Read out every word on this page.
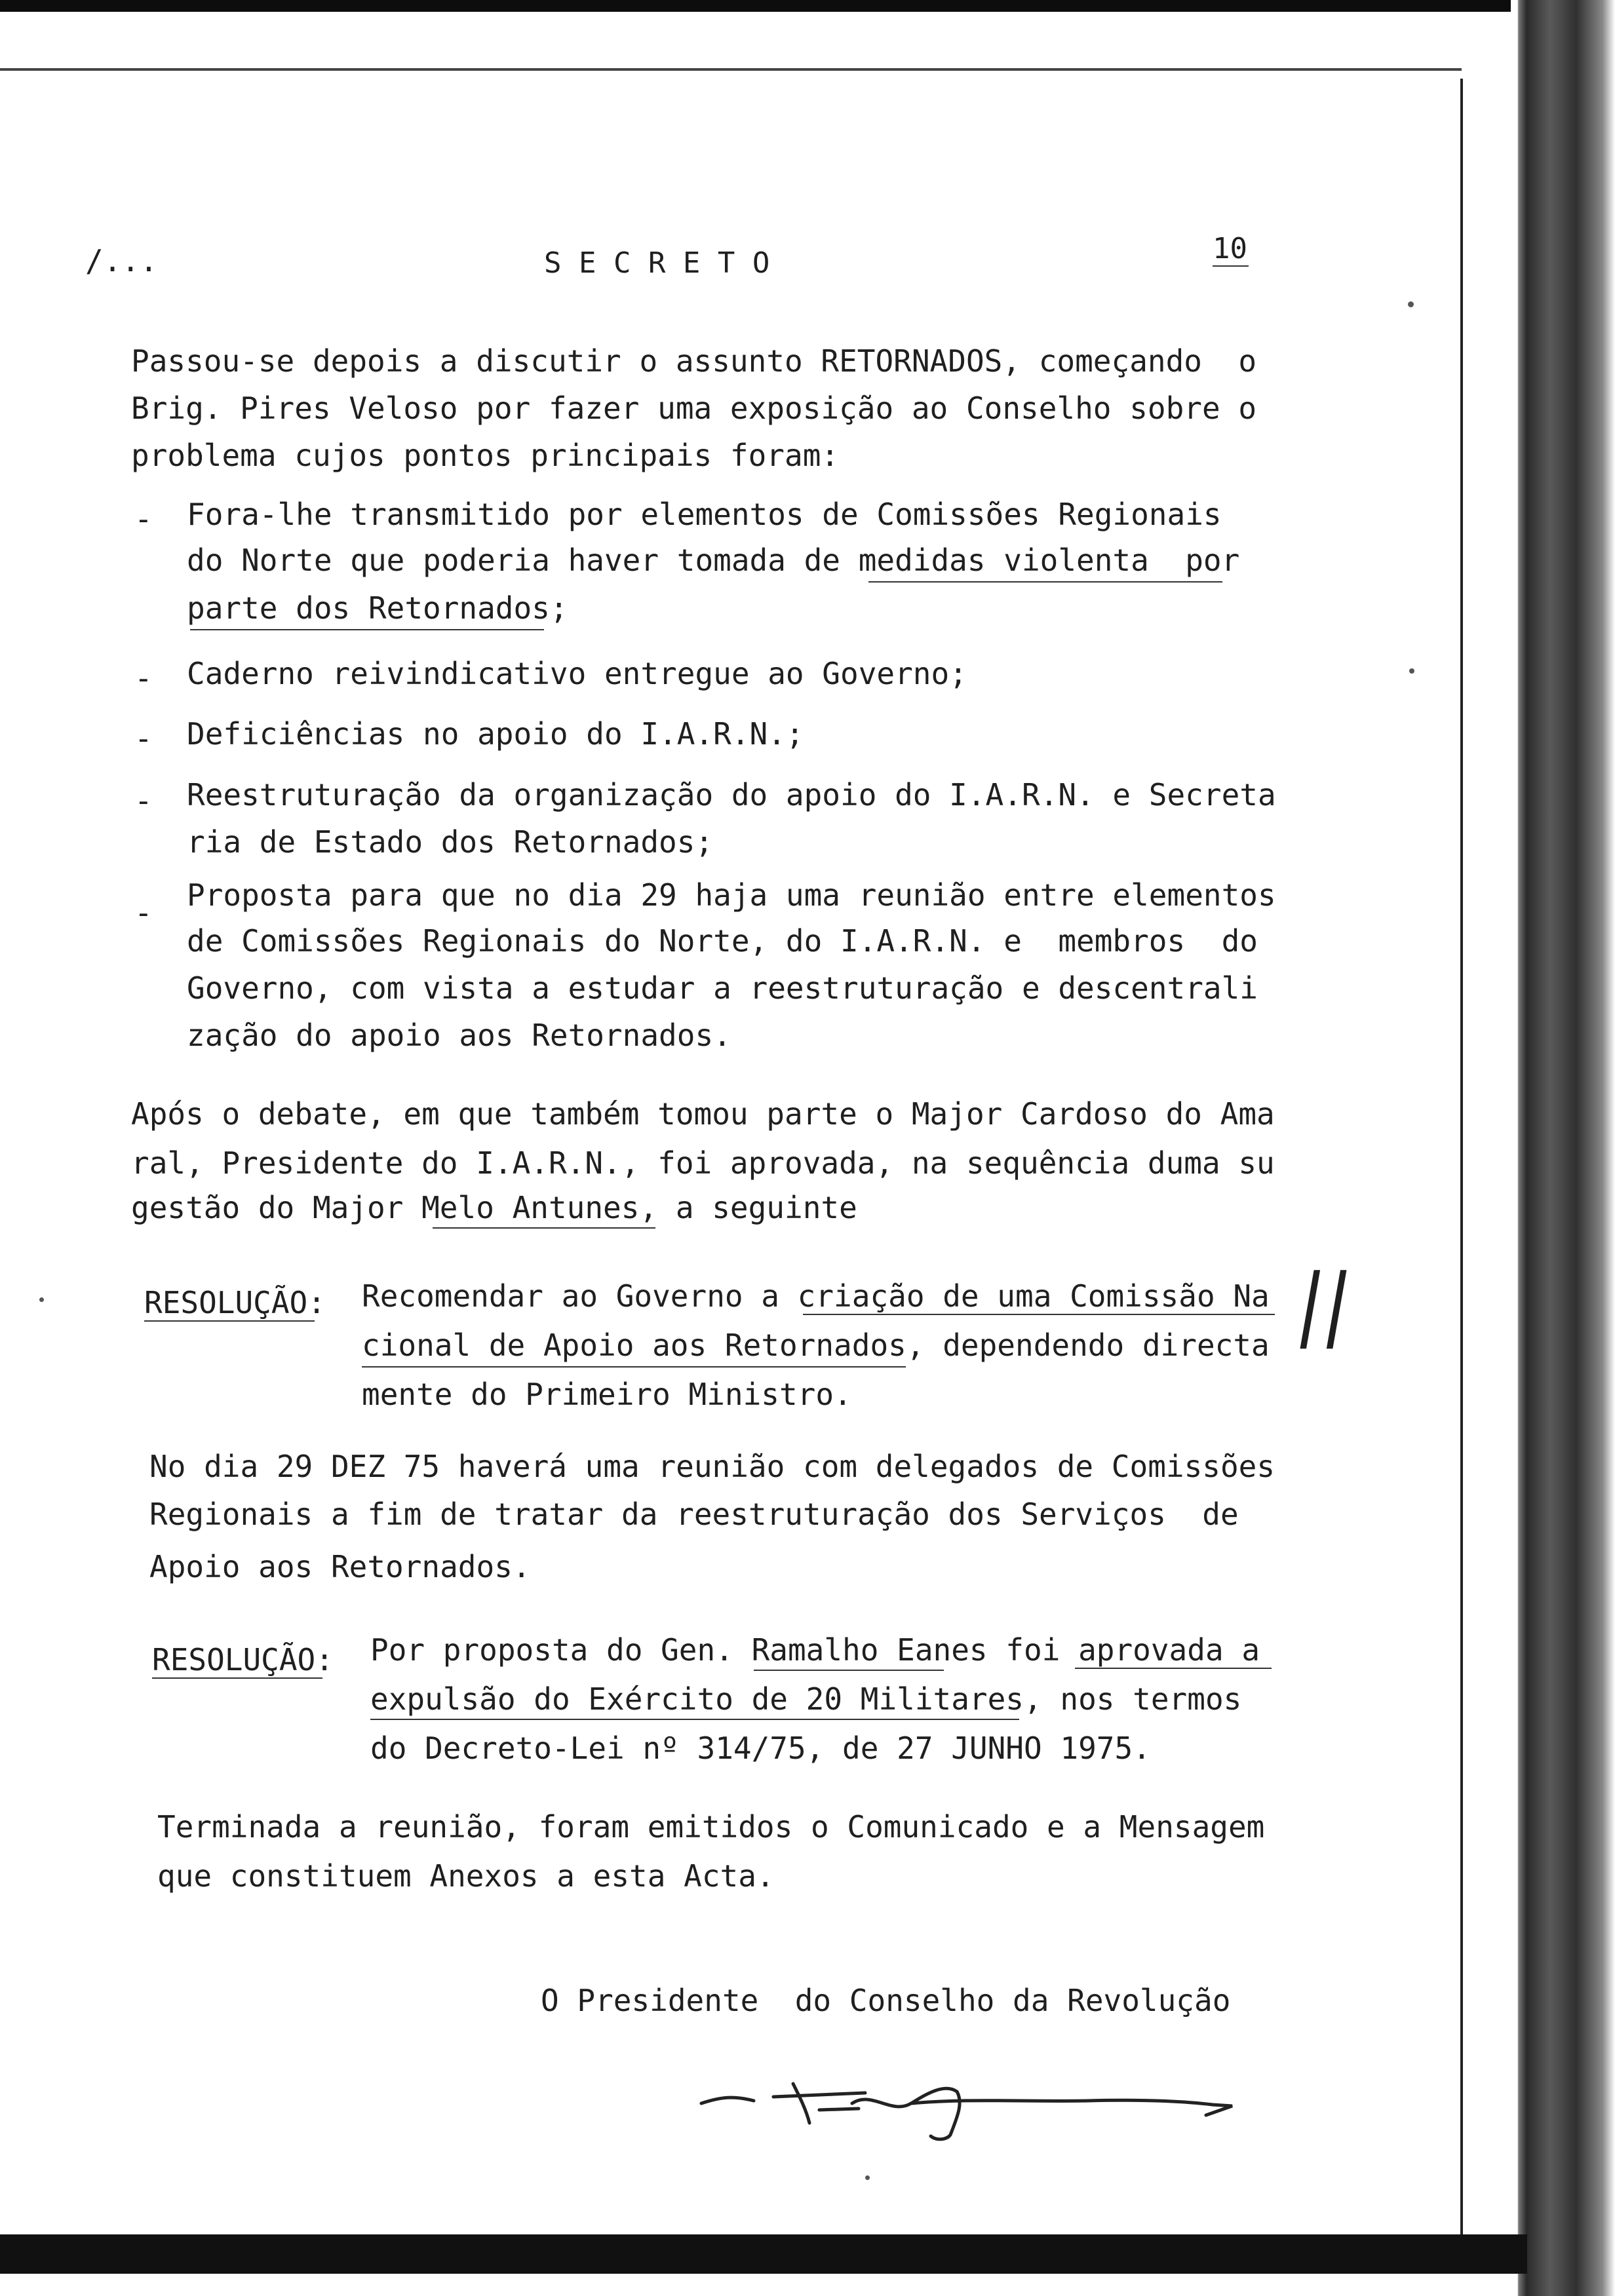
/...	S E C R E T O	10
Passou-se depois a discutir o assunto RETORNADOS, começando  o
Brig. Pires Veloso por fazer uma exposição ao Conselho sobre o
problema cujos pontos principais foram:
- Fora-lhe transmitido por elementos de Comissões Regionais
do Norte que poderia haver tomada de medidas violenta  por
parte dos Retornados;
- Caderno reivindicativo entregue ao Governo;
- Deficiências no apoio do I.A.R.N.;
- Reestruturação da organização do apoio do I.A.R.N. e Secreta
ria de Estado dos Retornados;
- Proposta para que no dia 29 haja uma reunião entre elementos
de Comissões Regionais do Norte, do I.A.R.N. e  membros  do
Governo, com vista a estudar a reestruturação e descentrali
zação do apoio aos Retornados.
Após o debate, em que também tomou parte o Major Cardoso do Ama
ral, Presidente do I.A.R.N., foi aprovada, na sequência duma su
gestão do Major Melo Antunes, a seguinte
RESOLUÇÃO: Recomendar ao Governo a criação de uma Comissão Na
cional de Apoio aos Retornados, dependendo directa
mente do Primeiro Ministro.
||
No dia 29 DEZ 75 haverá uma reunião com delegados de Comissões
Regionais a fim de tratar da reestruturação dos Serviços  de
Apoio aos Retornados.
RESOLUÇÃO: Por proposta do Gen. Ramalho Eanes foi aprovada a
expulsão do Exército de 20 Militares, nos termos
do Decreto-Lei nº 314/75, de 27 JUNHO 1975.
Terminada a reunião, foram emitidos o Comunicado e a Mensagem
que constituem Anexos a esta Acta.
O Presidente  do Conselho da Revolução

*The problem*
Read the entries above, then pull out the lines that include "RESOLUÇÃO".

*Finished exercise*
RESOLUÇÃO: Recomendar ao Governo a criação de uma Comissão Na
RESOLUÇÃO: Por proposta do Gen. Ramalho Eanes foi aprovada a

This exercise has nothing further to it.